• **Problem requirements**: Identify each line holding the string "card" and copy it.

[Dataset records]
# # # # #

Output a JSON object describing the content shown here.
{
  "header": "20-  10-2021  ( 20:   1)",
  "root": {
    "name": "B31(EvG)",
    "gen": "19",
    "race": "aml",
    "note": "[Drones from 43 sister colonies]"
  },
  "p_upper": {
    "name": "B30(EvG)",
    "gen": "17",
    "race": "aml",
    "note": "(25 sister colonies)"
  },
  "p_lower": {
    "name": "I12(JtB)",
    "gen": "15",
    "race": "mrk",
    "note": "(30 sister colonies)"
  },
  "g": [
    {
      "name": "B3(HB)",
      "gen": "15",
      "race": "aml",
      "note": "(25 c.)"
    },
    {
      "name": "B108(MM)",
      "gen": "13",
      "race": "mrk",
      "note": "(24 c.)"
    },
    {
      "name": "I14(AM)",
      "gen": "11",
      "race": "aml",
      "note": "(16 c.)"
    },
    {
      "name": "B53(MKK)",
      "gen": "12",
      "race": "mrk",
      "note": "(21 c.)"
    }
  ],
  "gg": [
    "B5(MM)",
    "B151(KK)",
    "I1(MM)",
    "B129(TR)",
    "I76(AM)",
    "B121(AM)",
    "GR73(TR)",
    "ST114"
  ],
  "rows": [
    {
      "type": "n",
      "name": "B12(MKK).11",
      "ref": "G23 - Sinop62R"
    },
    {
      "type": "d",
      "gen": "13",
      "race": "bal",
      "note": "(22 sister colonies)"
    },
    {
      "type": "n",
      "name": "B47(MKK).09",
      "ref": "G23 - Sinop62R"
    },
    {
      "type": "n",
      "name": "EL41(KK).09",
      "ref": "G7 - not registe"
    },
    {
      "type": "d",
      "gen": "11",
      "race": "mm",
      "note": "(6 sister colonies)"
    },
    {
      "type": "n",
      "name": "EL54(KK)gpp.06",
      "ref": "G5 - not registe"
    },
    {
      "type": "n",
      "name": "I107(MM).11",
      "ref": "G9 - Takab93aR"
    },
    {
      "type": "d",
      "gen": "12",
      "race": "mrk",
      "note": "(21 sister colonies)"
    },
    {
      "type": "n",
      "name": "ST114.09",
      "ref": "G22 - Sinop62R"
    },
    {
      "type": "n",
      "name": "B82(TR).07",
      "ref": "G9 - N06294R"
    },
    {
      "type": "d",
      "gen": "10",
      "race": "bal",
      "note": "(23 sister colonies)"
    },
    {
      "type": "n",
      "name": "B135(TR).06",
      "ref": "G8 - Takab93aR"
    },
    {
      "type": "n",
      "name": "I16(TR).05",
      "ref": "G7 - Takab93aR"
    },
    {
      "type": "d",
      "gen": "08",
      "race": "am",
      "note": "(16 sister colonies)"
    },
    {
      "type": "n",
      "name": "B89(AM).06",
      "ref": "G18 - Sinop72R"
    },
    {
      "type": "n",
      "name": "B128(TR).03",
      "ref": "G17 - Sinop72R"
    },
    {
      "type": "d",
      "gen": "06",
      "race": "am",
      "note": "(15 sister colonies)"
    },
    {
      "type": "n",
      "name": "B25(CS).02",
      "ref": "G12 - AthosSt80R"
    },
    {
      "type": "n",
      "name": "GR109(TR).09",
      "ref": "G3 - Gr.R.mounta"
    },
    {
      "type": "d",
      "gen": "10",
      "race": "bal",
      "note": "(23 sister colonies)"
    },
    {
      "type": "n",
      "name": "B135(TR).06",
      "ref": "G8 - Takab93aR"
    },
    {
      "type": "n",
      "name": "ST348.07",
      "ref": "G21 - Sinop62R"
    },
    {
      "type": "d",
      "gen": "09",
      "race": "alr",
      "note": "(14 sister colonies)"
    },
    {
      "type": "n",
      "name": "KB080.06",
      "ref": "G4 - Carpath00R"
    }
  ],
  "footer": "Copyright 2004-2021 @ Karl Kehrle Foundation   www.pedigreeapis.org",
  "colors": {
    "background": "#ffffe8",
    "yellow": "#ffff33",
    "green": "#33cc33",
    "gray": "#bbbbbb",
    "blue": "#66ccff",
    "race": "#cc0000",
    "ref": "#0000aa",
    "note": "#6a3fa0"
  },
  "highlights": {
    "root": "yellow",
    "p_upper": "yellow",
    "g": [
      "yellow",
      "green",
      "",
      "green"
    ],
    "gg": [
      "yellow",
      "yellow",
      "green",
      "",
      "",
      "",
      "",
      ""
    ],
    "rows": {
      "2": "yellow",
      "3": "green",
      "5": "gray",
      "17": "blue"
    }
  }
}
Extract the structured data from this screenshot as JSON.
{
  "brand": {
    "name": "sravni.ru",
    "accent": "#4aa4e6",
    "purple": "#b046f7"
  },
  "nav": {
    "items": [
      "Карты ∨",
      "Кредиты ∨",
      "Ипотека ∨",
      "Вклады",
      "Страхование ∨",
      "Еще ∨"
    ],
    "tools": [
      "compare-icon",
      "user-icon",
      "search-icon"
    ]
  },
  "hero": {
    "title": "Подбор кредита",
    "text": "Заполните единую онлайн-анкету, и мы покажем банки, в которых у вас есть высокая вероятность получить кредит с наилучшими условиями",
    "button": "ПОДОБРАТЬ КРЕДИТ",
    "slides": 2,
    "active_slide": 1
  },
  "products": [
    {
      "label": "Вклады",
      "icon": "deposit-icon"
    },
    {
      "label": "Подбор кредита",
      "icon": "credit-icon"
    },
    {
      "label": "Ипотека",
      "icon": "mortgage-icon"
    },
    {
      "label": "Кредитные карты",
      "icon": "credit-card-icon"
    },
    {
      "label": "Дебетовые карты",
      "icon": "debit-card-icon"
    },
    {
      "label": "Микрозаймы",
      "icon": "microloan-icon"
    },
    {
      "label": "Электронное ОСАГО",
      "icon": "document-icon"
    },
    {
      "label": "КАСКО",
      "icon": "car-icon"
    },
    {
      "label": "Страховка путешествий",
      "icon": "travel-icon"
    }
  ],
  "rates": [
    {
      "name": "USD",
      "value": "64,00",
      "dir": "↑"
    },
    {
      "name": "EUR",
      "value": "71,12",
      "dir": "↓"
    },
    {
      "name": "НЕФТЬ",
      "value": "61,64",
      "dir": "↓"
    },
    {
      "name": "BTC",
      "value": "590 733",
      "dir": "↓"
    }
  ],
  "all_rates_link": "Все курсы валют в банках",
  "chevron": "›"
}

# # # # #

• **Result of the task**:
      "icon": "credit-card-icon"
      "icon": "debit-card-icon"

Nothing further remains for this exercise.